<<<<

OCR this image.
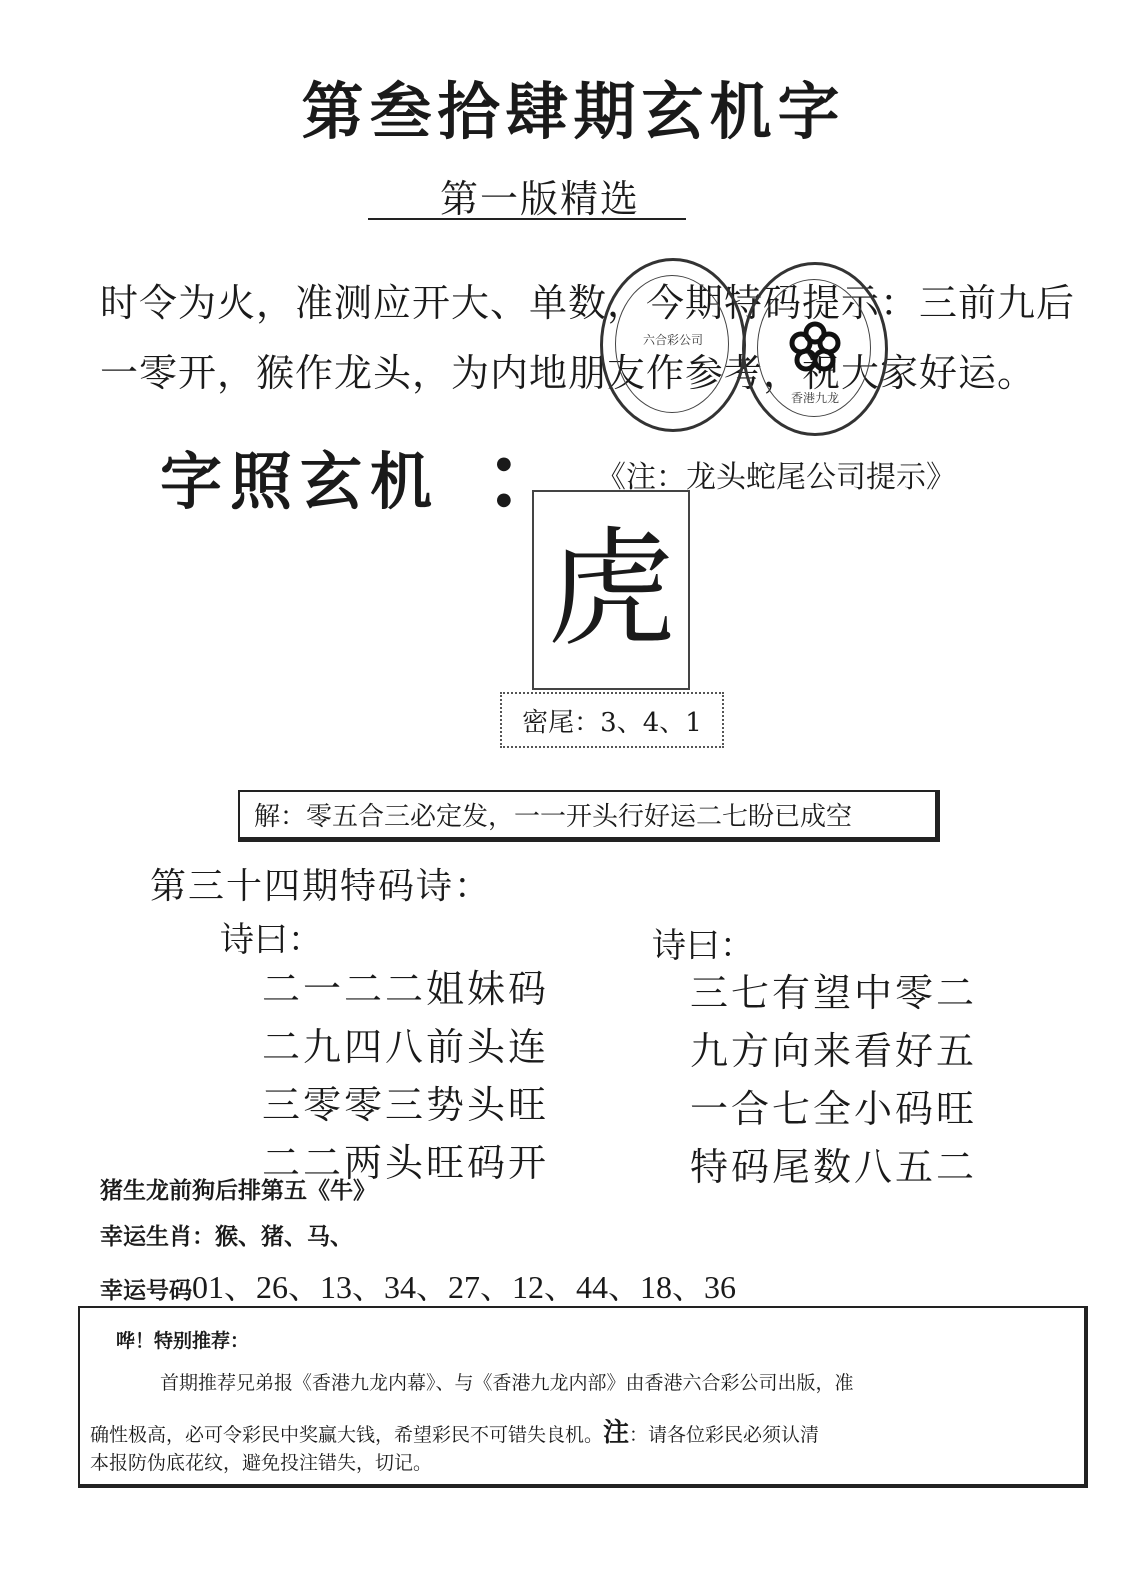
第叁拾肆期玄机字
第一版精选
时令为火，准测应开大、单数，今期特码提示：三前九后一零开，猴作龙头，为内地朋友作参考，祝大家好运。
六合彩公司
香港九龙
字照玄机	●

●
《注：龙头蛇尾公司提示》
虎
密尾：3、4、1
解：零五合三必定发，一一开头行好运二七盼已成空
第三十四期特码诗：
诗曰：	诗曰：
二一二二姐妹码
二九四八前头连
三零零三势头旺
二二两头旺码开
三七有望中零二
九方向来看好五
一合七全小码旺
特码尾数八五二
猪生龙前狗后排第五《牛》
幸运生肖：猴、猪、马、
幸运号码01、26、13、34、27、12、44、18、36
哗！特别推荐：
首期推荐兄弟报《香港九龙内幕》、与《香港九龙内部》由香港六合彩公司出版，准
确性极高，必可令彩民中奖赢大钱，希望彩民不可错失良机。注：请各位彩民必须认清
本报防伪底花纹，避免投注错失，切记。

>>>>

### [EXERCISE TASK]
Without including any pictures, print all of the material exactly as given.

### [RESULT OF THE EXERCISE]
OCR this image.
第叁拾肆期玄机字
第一版精选
时令为火，准测应开大、单数，今期特码提示：三前九后一零开，猴作龙头，为内地朋友作参考，祝大家好运。
六合彩公司
香港九龙
字照玄机	●

●
《注：龙头蛇尾公司提示》
虎
密尾：3、4、1
解：零五合三必定发，一一开头行好运二七盼已成空
第三十四期特码诗：
诗曰：	诗曰：
二一二二姐妹码
二九四八前头连
三零零三势头旺
二二两头旺码开
三七有望中零二
九方向来看好五
一合七全小码旺
特码尾数八五二
猪生龙前狗后排第五《牛》
幸运生肖：猴、猪、马、
幸运号码01、26、13、34、27、12、44、18、36
哗！特别推荐：
首期推荐兄弟报《香港九龙内幕》、与《香港九龙内部》由香港六合彩公司出版，准
确性极高，必可令彩民中奖赢大钱，希望彩民不可错失良机。注：请各位彩民必须认清
本报防伪底花纹，避免投注错失，切记。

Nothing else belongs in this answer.